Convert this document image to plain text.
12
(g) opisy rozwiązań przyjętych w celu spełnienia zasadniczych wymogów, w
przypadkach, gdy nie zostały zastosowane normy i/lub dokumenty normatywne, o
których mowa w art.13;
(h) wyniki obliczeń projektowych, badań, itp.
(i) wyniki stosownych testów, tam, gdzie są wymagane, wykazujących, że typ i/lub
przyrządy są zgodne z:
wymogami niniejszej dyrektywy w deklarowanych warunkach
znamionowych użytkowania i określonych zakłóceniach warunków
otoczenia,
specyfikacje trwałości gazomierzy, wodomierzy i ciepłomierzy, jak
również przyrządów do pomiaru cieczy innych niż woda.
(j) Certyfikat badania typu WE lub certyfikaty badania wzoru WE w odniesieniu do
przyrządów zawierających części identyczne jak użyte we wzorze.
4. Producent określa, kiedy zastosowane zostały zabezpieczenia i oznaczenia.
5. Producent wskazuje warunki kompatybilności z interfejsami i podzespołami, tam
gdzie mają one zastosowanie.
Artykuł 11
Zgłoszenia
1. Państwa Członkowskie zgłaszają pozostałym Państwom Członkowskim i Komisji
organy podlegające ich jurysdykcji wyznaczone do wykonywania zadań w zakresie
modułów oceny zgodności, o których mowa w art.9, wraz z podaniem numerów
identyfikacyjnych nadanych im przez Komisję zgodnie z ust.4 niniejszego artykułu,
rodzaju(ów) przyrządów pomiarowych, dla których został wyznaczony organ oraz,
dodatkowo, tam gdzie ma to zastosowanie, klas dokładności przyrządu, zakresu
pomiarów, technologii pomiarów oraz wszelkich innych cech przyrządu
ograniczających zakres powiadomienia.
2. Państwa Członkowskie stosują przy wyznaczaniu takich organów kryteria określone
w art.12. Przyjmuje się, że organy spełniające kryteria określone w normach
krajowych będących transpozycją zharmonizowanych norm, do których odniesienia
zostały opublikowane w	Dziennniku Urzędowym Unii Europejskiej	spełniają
◆ ◆ ◆ ◆ ◆ ◆ ◆
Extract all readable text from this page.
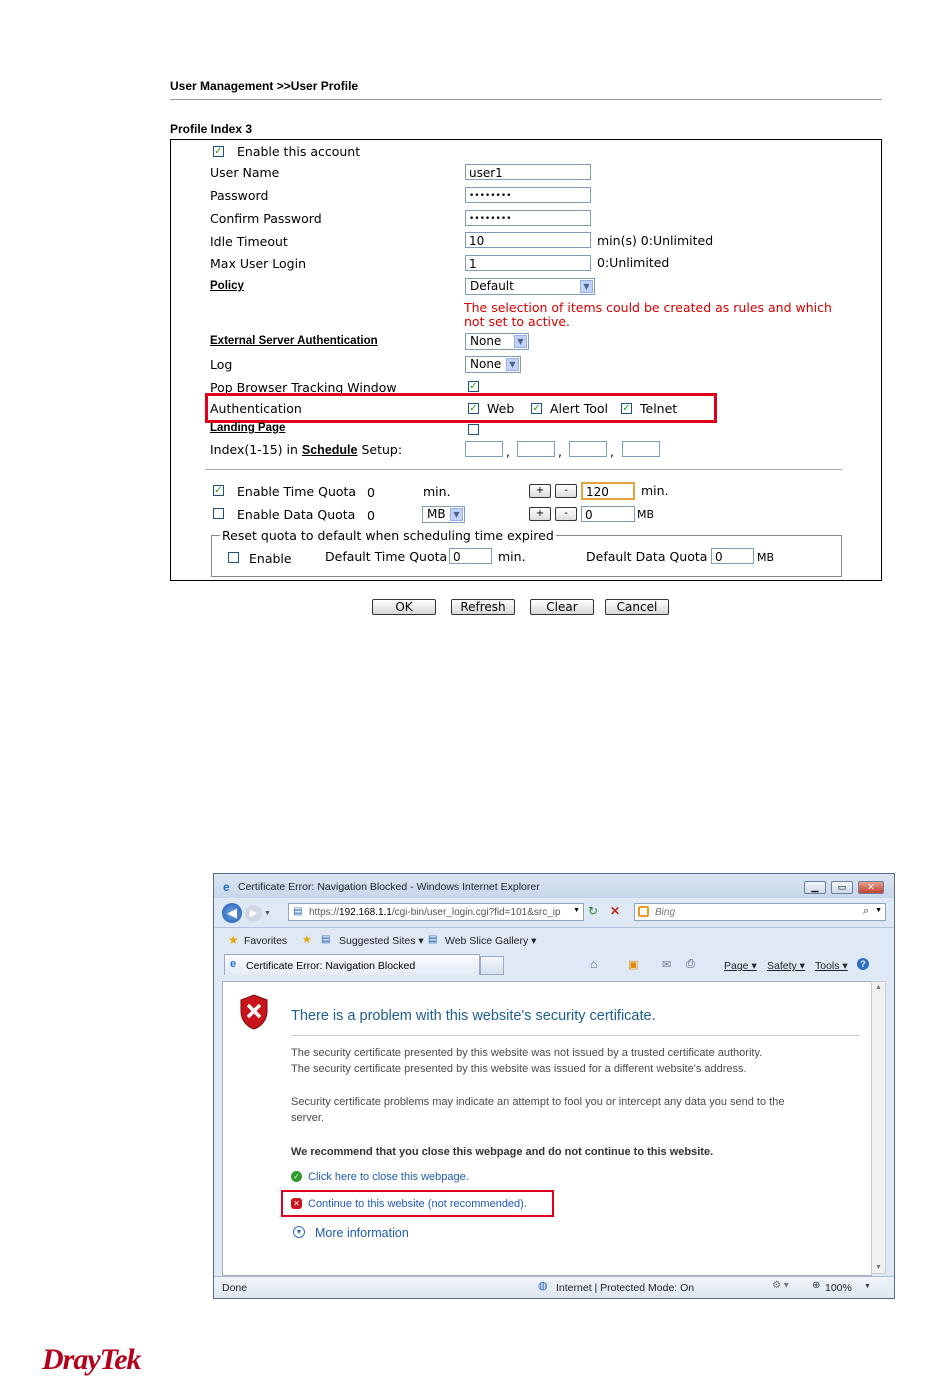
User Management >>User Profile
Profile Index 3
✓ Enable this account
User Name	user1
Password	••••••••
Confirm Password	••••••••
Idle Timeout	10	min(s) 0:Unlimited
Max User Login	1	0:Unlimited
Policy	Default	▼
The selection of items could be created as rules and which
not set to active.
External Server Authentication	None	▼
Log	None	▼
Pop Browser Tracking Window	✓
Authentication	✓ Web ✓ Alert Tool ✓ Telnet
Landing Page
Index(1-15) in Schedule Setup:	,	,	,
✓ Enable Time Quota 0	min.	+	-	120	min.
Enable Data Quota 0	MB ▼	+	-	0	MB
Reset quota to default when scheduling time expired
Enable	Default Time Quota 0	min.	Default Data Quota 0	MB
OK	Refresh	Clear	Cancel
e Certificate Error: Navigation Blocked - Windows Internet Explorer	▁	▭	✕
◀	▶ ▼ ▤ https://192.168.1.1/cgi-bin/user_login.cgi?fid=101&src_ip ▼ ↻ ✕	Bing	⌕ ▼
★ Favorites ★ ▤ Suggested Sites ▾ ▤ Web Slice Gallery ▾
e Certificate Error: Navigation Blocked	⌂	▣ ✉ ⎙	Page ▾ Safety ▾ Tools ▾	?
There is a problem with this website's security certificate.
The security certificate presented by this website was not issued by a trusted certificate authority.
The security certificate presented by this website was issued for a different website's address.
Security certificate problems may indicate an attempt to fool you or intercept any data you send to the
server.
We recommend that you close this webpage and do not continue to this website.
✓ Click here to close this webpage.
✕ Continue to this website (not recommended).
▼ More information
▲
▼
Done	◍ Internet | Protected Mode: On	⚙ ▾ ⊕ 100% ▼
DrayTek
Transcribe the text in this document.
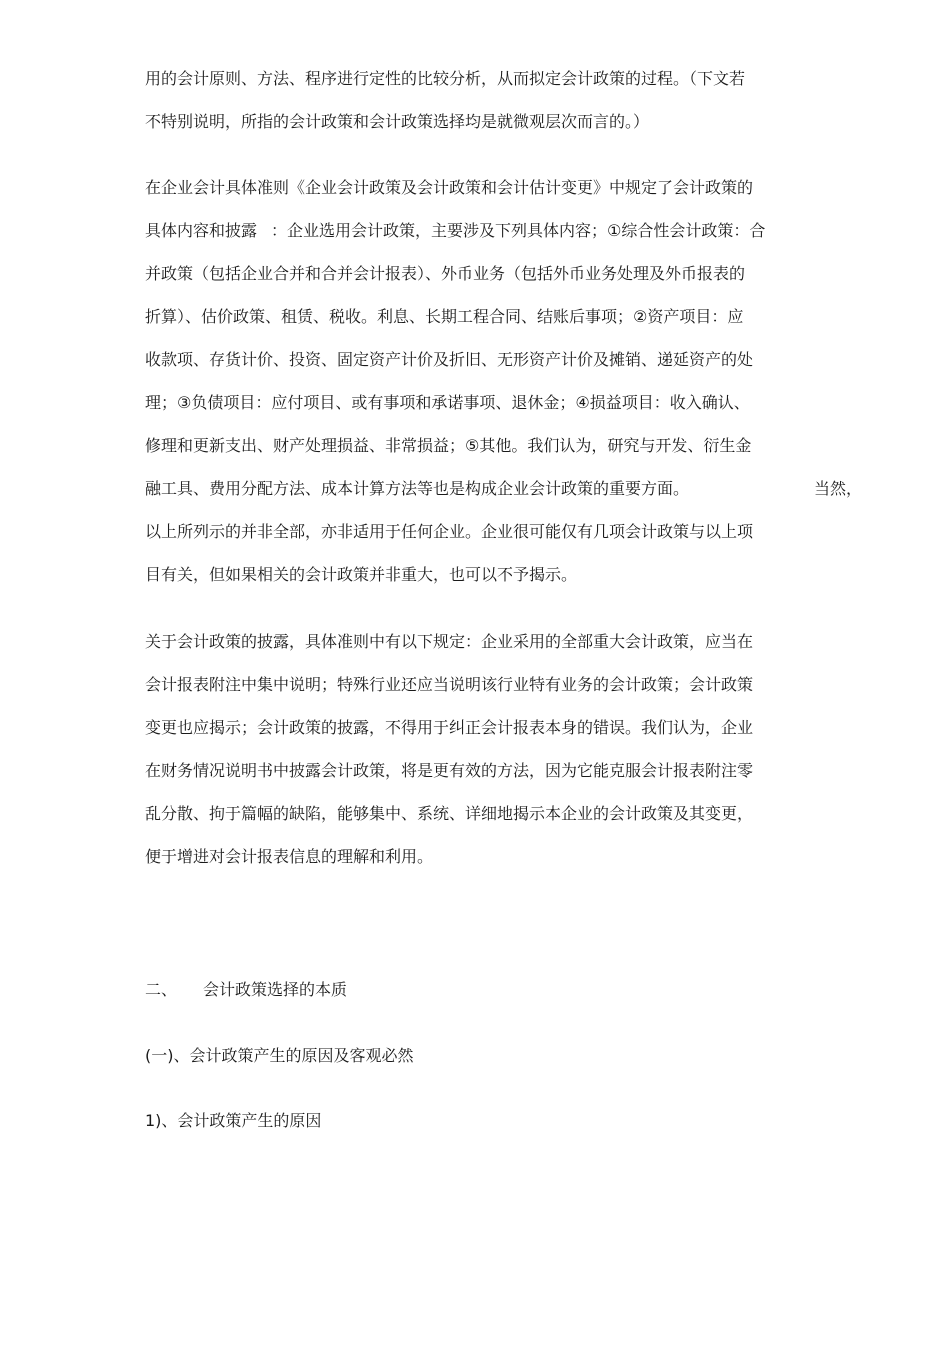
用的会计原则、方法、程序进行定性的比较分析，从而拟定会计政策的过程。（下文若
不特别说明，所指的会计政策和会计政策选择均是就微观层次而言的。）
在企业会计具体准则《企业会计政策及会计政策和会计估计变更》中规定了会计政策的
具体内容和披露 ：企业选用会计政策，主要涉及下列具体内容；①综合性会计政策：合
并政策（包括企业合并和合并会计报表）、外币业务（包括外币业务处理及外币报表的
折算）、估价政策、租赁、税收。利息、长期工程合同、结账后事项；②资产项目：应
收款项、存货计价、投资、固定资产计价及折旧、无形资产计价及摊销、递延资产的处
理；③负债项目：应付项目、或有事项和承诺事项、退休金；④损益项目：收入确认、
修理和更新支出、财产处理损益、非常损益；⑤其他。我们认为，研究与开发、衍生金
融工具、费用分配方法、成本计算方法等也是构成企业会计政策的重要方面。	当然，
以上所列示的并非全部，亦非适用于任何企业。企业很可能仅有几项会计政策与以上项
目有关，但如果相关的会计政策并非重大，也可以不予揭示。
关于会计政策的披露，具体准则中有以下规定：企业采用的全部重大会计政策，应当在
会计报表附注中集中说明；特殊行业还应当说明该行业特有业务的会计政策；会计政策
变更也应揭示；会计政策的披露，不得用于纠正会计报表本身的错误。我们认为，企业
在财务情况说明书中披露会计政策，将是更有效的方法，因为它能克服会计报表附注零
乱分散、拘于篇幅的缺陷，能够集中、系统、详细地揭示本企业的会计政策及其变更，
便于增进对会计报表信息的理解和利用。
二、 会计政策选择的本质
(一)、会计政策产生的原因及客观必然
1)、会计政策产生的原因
◆ ◆ ◆ ◆ ◆ ◆ ◆
Directive>
List all lines in the material containing the string "których".

Exercise response>
których mowa w art.13;
modułów oceny zgodności, o których mowa w art.9, wraz z podaniem numerów
rodzaju(ów) przyrządów pomiarowych, dla których został wyznaczony organ oraz,
krajowych będących transpozycją zharmonizowanych norm, do których odniesienia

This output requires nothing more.